# EXERCISE
Transcribe the records that follow in their entirety, omitting any pictures.

[Stored entries]
-- begin --
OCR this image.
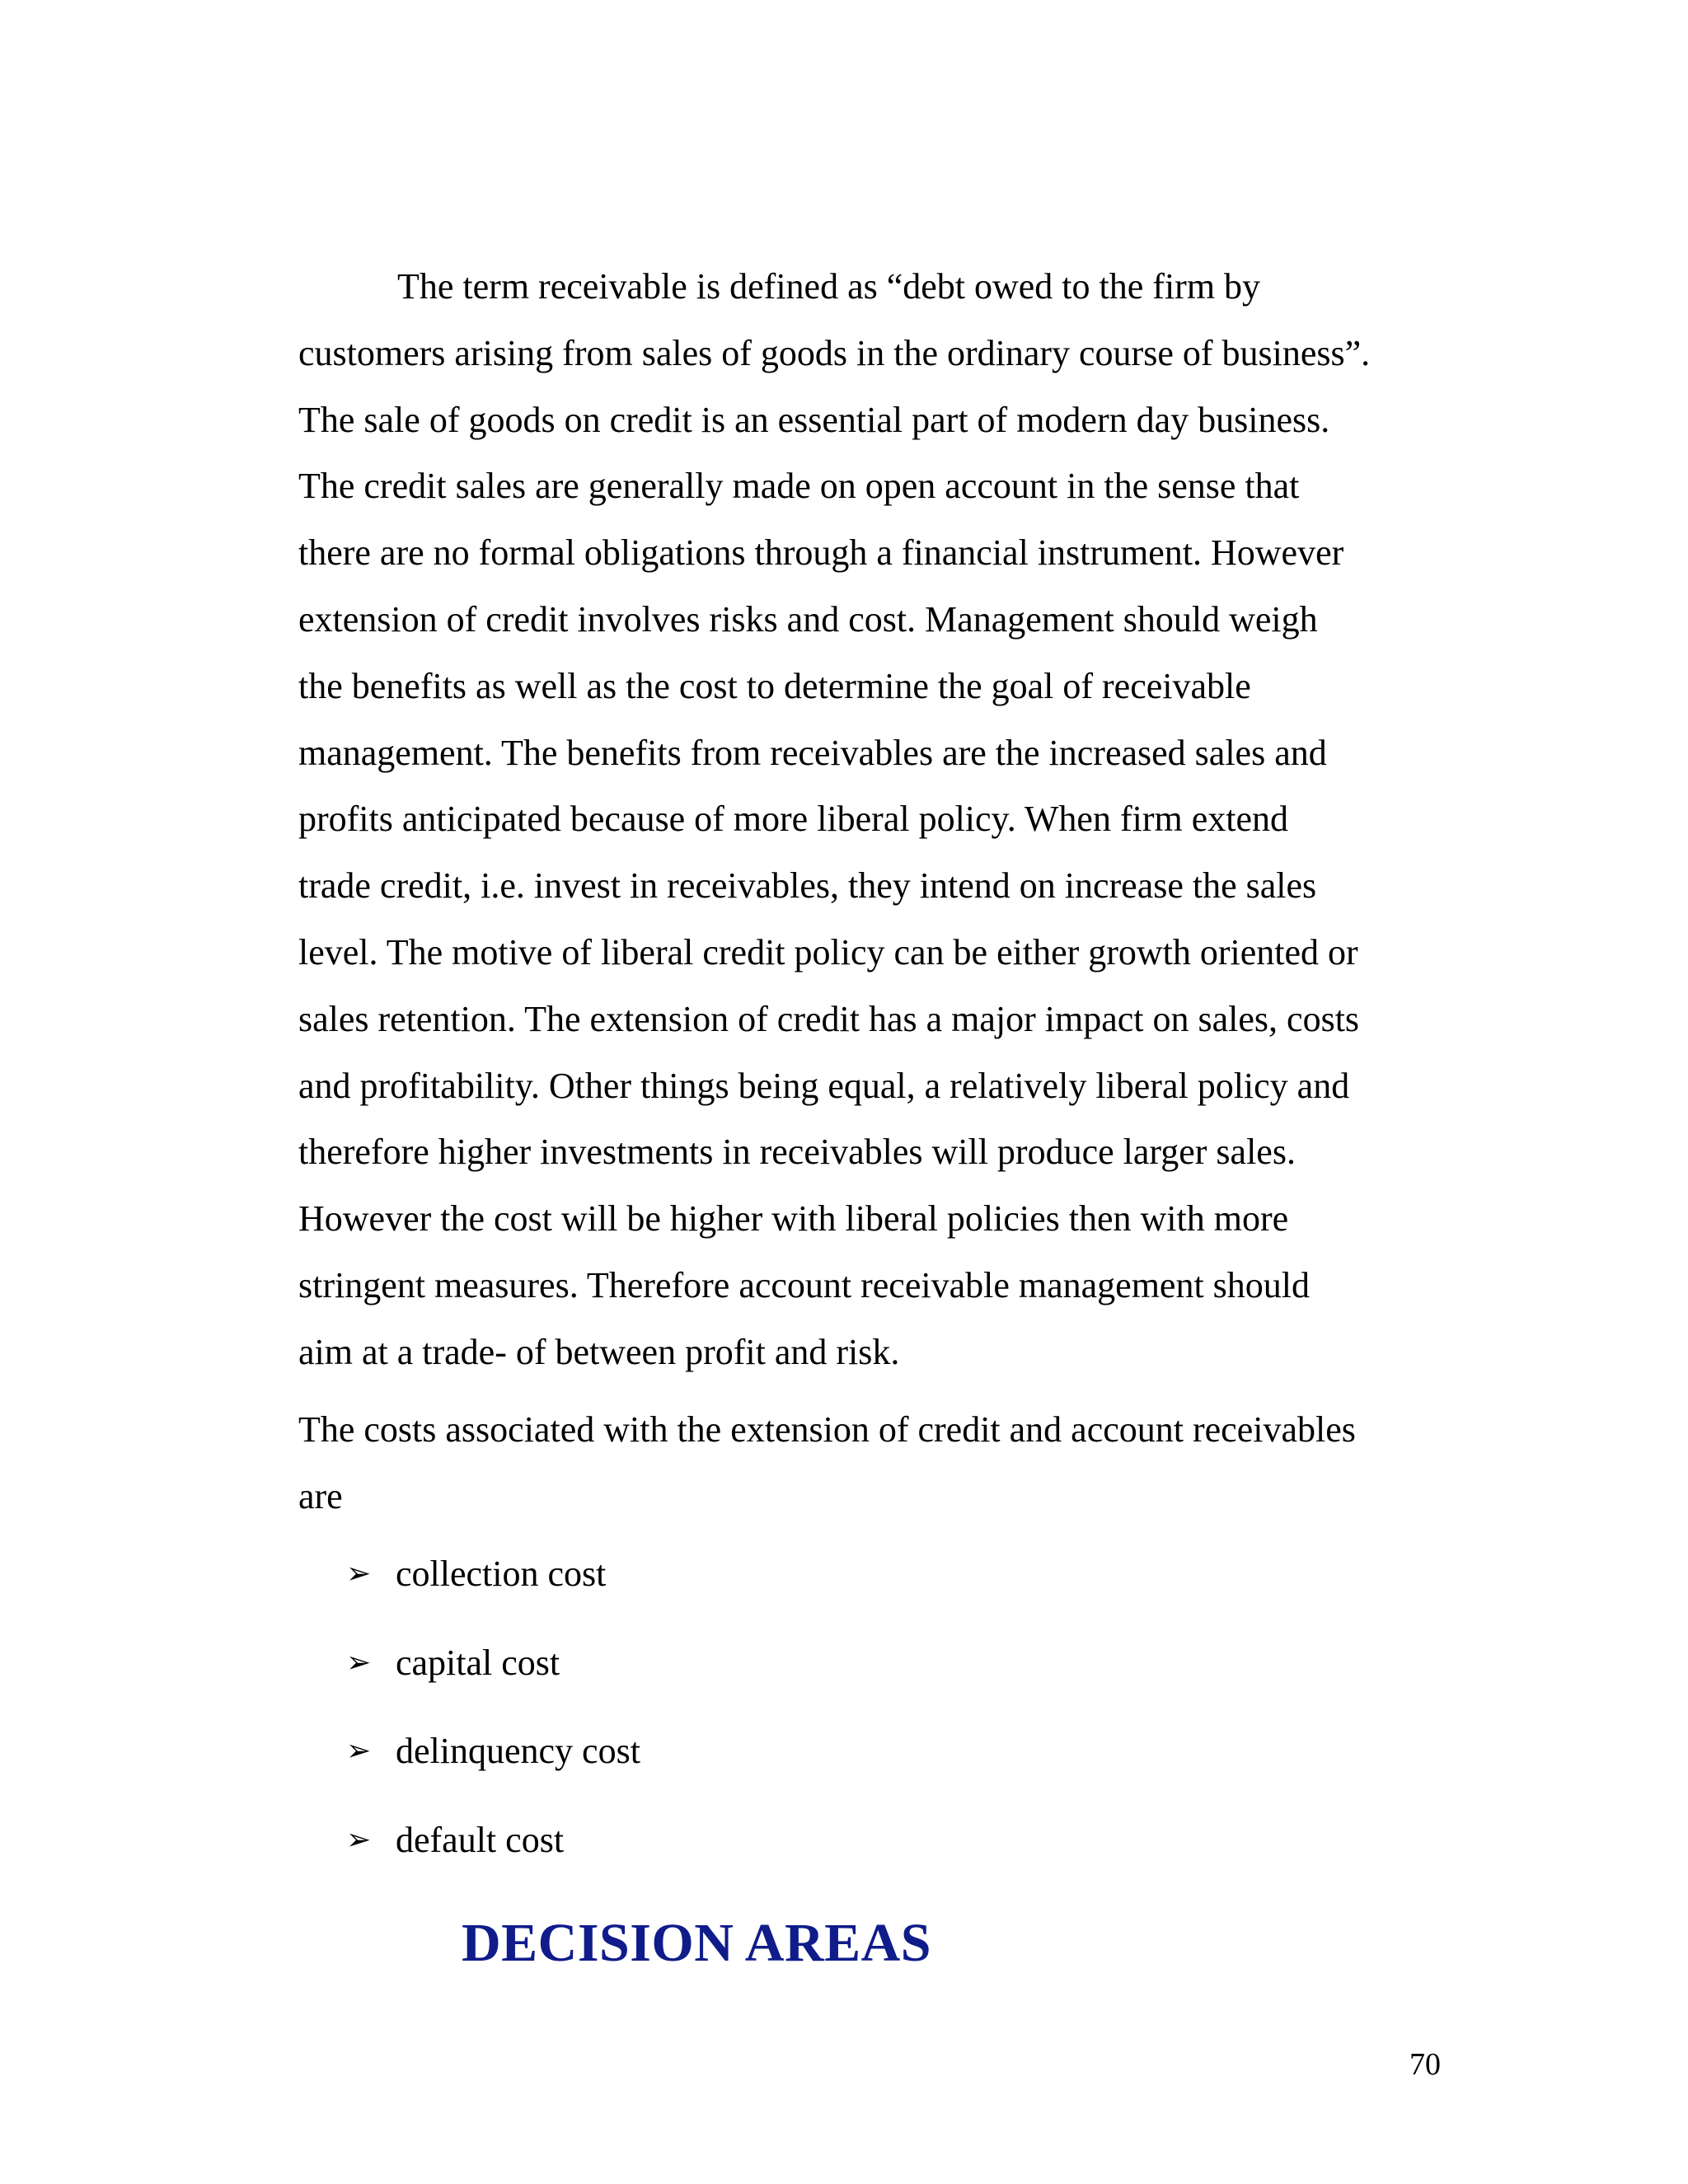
The term receivable is defined as “debt owed to the firm by
customers arising from sales of goods in the ordinary course of business”.
The sale of goods on credit is an essential part of modern day business.
The credit sales are generally made on open account in the sense that
there are no formal obligations through a financial instrument. However
extension of credit involves risks and cost. Management should weigh
the benefits as well as the cost to determine the goal of receivable
management. The benefits from receivables are the increased sales and
profits anticipated because of more liberal policy. When firm extend
trade credit, i.e. invest in receivables, they intend on increase the sales
level. The motive of liberal credit policy can be either growth oriented or
sales retention. The extension of credit has a major impact on sales, costs
and profitability. Other things being equal, a relatively liberal policy and
therefore higher investments in receivables will produce larger sales.
However the cost will be higher with liberal policies then with more
stringent measures. Therefore account receivable management should
aim at a trade- of between profit and risk.
The costs associated with the extension of credit and account receivables
are
➢ collection cost
➢ capital cost
➢ delinquency cost
➢ default cost
DECISION AREAS
70
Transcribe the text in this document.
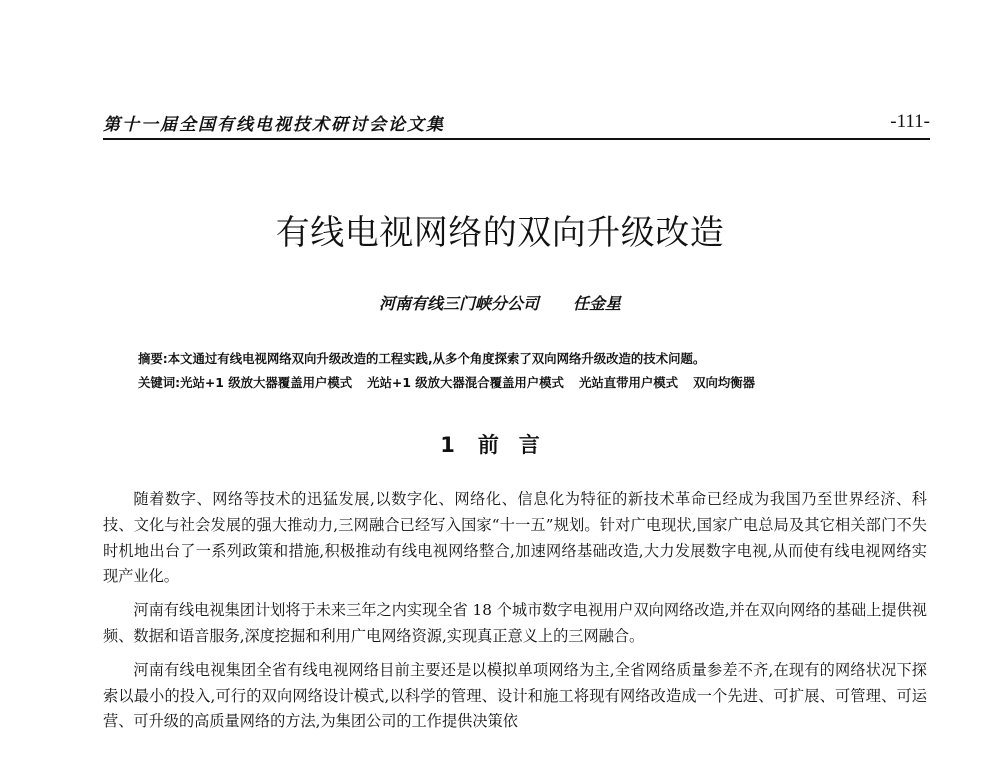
第十一届全国有线电视技术研讨会论文集	-111-
有线电视网络的双向升级改造
河南有线三门峡分公司 任金星
摘要:本文通过有线电视网络双向升级改造的工程实践,从多个角度探索了双向网络升级改造的技术问题。
关键词:光站+1 级放大器覆盖用户模式 光站+1 级放大器混合覆盖用户模式 光站直带用户模式 双向均衡器
1 前言

随着数字、网络等技术的迅猛发展,以数字化、网络化、信息化为特征的新技术革命已经成为我国乃至世界经济、科技、文化与社会发展的强大推动力,三网融合已经写入国家“十一五”规划。针对广电现状,国家广电总局及其它相关部门不失时机地出台了一系列政策和措施,积极推动有线电视网络整合,加速网络基础改造,大力发展数字电视,从而使有线电视网络实现产业化。

河南有线电视集团计划将于未来三年之内实现全省 18 个城市数字电视用户双向网络改造,并在双向网络的基础上提供视频、数据和语音服务,深度挖掘和利用广电网络资源,实现真正意义上的三网融合。

河南有线电视集团全省有线电视网络目前主要还是以模拟单项网络为主,全省网络质量参差不齐,在现有的网络状况下探索以最小的投入,可行的双向网络设计模式,以科学的管理、设计和施工将现有网络改造成一个先进、可扩展、可管理、可运营、可升级的高质量网络的方法,为集团公司的工作提供决策依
-- end --
# ANSWER IN FULL
OCR this image.
The term receivable is defined as “debt owed to the firm by
customers arising from sales of goods in the ordinary course of business”.
The sale of goods on credit is an essential part of modern day business.
The credit sales are generally made on open account in the sense that
there are no formal obligations through a financial instrument. However
extension of credit involves risks and cost. Management should weigh
the benefits as well as the cost to determine the goal of receivable
management. The benefits from receivables are the increased sales and
profits anticipated because of more liberal policy. When firm extend
trade credit, i.e. invest in receivables, they intend on increase the sales
level. The motive of liberal credit policy can be either growth oriented or
sales retention. The extension of credit has a major impact on sales, costs
and profitability. Other things being equal, a relatively liberal policy and
therefore higher investments in receivables will produce larger sales.
However the cost will be higher with liberal policies then with more
stringent measures. Therefore account receivable management should
aim at a trade- of between profit and risk.
The costs associated with the extension of credit and account receivables
are
➢ collection cost
➢ capital cost
➢ delinquency cost
➢ default cost
DECISION AREAS
70
Transcribe the text in this document.
第十一届全国有线电视技术研讨会论文集	-111-
有线电视网络的双向升级改造
河南有线三门峡分公司 任金星
摘要:本文通过有线电视网络双向升级改造的工程实践,从多个角度探索了双向网络升级改造的技术问题。
关键词:光站+1 级放大器覆盖用户模式 光站+1 级放大器混合覆盖用户模式 光站直带用户模式 双向均衡器
1 前言

随着数字、网络等技术的迅猛发展,以数字化、网络化、信息化为特征的新技术革命已经成为我国乃至世界经济、科技、文化与社会发展的强大推动力,三网融合已经写入国家“十一五”规划。针对广电现状,国家广电总局及其它相关部门不失时机地出台了一系列政策和措施,积极推动有线电视网络整合,加速网络基础改造,大力发展数字电视,从而使有线电视网络实现产业化。

河南有线电视集团计划将于未来三年之内实现全省 18 个城市数字电视用户双向网络改造,并在双向网络的基础上提供视频、数据和语音服务,深度挖掘和利用广电网络资源,实现真正意义上的三网融合。

河南有线电视集团全省有线电视网络目前主要还是以模拟单项网络为主,全省网络质量参差不齐,在现有的网络状况下探索以最小的投入,可行的双向网络设计模式,以科学的管理、设计和施工将现有网络改造成一个先进、可扩展、可管理、可运营、可升级的高质量网络的方法,为集团公司的工作提供决策依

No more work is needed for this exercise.